**Aim of the task**
All of the lines below are to be transcribed faithfully, with pictures excluded from the copy.

══ Supplied information ══

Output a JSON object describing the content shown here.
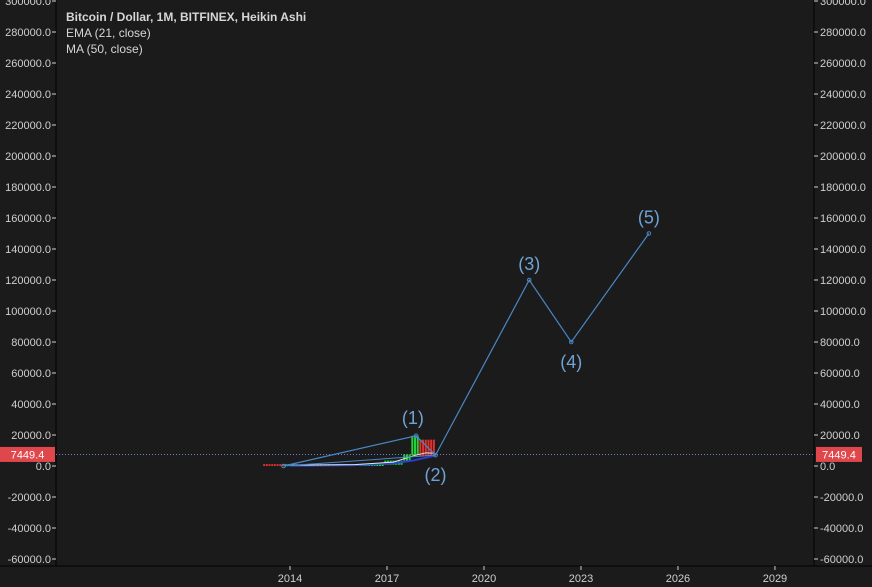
{
  "chart_data": {
    "type": "line",
    "title": "Bitcoin / Dollar, 1M, BITFINEX, Heikin Ashi",
    "indicators": [
      "EMA (21, close)",
      "MA (50, close)"
    ],
    "ylim": [
      -65000,
      305000
    ],
    "xlim": [
      2010.6,
      2030.8
    ],
    "y_ticks": [
      {
        "value": 300000,
        "label": "300000.0"
      },
      {
        "value": 280000,
        "label": "280000.0"
      },
      {
        "value": 260000,
        "label": "260000.0"
      },
      {
        "value": 240000,
        "label": "240000.0"
      },
      {
        "value": 220000,
        "label": "220000.0"
      },
      {
        "value": 200000,
        "label": "200000.0"
      },
      {
        "value": 180000,
        "label": "180000.0"
      },
      {
        "value": 160000,
        "label": "160000.0"
      },
      {
        "value": 140000,
        "label": "140000.0"
      },
      {
        "value": 120000,
        "label": "120000.0"
      },
      {
        "value": 100000,
        "label": "100000.0"
      },
      {
        "value": 80000,
        "label": "80000.0"
      },
      {
        "value": 60000,
        "label": "60000.0"
      },
      {
        "value": 40000,
        "label": "40000.0"
      },
      {
        "value": 20000,
        "label": "20000.0"
      },
      {
        "value": 0,
        "label": "0.0"
      },
      {
        "value": -20000,
        "label": "-20000.0"
      },
      {
        "value": -40000,
        "label": "-40000.0"
      },
      {
        "value": -60000,
        "label": "-60000.0"
      }
    ],
    "x_ticks": [
      {
        "value": 2014,
        "label": "2014"
      },
      {
        "value": 2017,
        "label": "2017"
      },
      {
        "value": 2020,
        "label": "2020"
      },
      {
        "value": 2023,
        "label": "2023"
      },
      {
        "value": 2026,
        "label": "2026"
      },
      {
        "value": 2029,
        "label": "2029"
      }
    ],
    "last_price": {
      "value": 7449.4,
      "label": "7449.4"
    },
    "wave_path": {
      "x": [
        2013.8,
        2017.9,
        2018.5,
        2021.4,
        2022.7,
        2025.1
      ],
      "y": [
        0,
        19500,
        7000,
        120000,
        80000,
        150000
      ]
    },
    "wave_labels": [
      {
        "label": "(1)",
        "x": 2017.8,
        "y": 19500
      },
      {
        "label": "(2)",
        "x": 2018.5,
        "y": 7000
      },
      {
        "label": "(3)",
        "x": 2021.4,
        "y": 120000
      },
      {
        "label": "(4)",
        "x": 2022.7,
        "y": 80000
      },
      {
        "label": "(5)",
        "x": 2025.1,
        "y": 150000
      }
    ],
    "colors": {
      "background": "#1b1b1b",
      "axis": "#cfcfcf",
      "grid_line": "#000000",
      "wave_line": "#4a86c5",
      "wave_label": "#6ea3d6",
      "price_line": "#6f7fd6",
      "price_tag": "#e0474c",
      "candle_up": "#22d23a",
      "candle_down": "#e0312e",
      "ema": "#e6e6e6",
      "ma": "#2a3fd0"
    }
  }
}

═══

**The result**
Output a JSON object describing the content shown here.
{
  "chart_data": {
    "type": "line",
    "title": "Bitcoin / Dollar, 1M, BITFINEX, Heikin Ashi",
    "indicators": [
      "EMA (21, close)",
      "MA (50, close)"
    ],
    "ylim": [
      -65000,
      305000
    ],
    "xlim": [
      2010.6,
      2030.8
    ],
    "y_ticks": [
      {
        "value": 300000,
        "label": "300000.0"
      },
      {
        "value": 280000,
        "label": "280000.0"
      },
      {
        "value": 260000,
        "label": "260000.0"
      },
      {
        "value": 240000,
        "label": "240000.0"
      },
      {
        "value": 220000,
        "label": "220000.0"
      },
      {
        "value": 200000,
        "label": "200000.0"
      },
      {
        "value": 180000,
        "label": "180000.0"
      },
      {
        "value": 160000,
        "label": "160000.0"
      },
      {
        "value": 140000,
        "label": "140000.0"
      },
      {
        "value": 120000,
        "label": "120000.0"
      },
      {
        "value": 100000,
        "label": "100000.0"
      },
      {
        "value": 80000,
        "label": "80000.0"
      },
      {
        "value": 60000,
        "label": "60000.0"
      },
      {
        "value": 40000,
        "label": "40000.0"
      },
      {
        "value": 20000,
        "label": "20000.0"
      },
      {
        "value": 0,
        "label": "0.0"
      },
      {
        "value": -20000,
        "label": "-20000.0"
      },
      {
        "value": -40000,
        "label": "-40000.0"
      },
      {
        "value": -60000,
        "label": "-60000.0"
      }
    ],
    "x_ticks": [
      {
        "value": 2014,
        "label": "2014"
      },
      {
        "value": 2017,
        "label": "2017"
      },
      {
        "value": 2020,
        "label": "2020"
      },
      {
        "value": 2023,
        "label": "2023"
      },
      {
        "value": 2026,
        "label": "2026"
      },
      {
        "value": 2029,
        "label": "2029"
      }
    ],
    "last_price": {
      "value": 7449.4,
      "label": "7449.4"
    },
    "wave_path": {
      "x": [
        2013.8,
        2017.9,
        2018.5,
        2021.4,
        2022.7,
        2025.1
      ],
      "y": [
        0,
        19500,
        7000,
        120000,
        80000,
        150000
      ]
    },
    "wave_labels": [
      {
        "label": "(1)",
        "x": 2017.8,
        "y": 19500
      },
      {
        "label": "(2)",
        "x": 2018.5,
        "y": 7000
      },
      {
        "label": "(3)",
        "x": 2021.4,
        "y": 120000
      },
      {
        "label": "(4)",
        "x": 2022.7,
        "y": 80000
      },
      {
        "label": "(5)",
        "x": 2025.1,
        "y": 150000
      }
    ],
    "colors": {
      "background": "#1b1b1b",
      "axis": "#cfcfcf",
      "grid_line": "#000000",
      "wave_line": "#4a86c5",
      "wave_label": "#6ea3d6",
      "price_line": "#6f7fd6",
      "price_tag": "#e0474c",
      "candle_up": "#22d23a",
      "candle_down": "#e0312e",
      "ema": "#e6e6e6",
      "ma": "#2a3fd0"
    }
  }
}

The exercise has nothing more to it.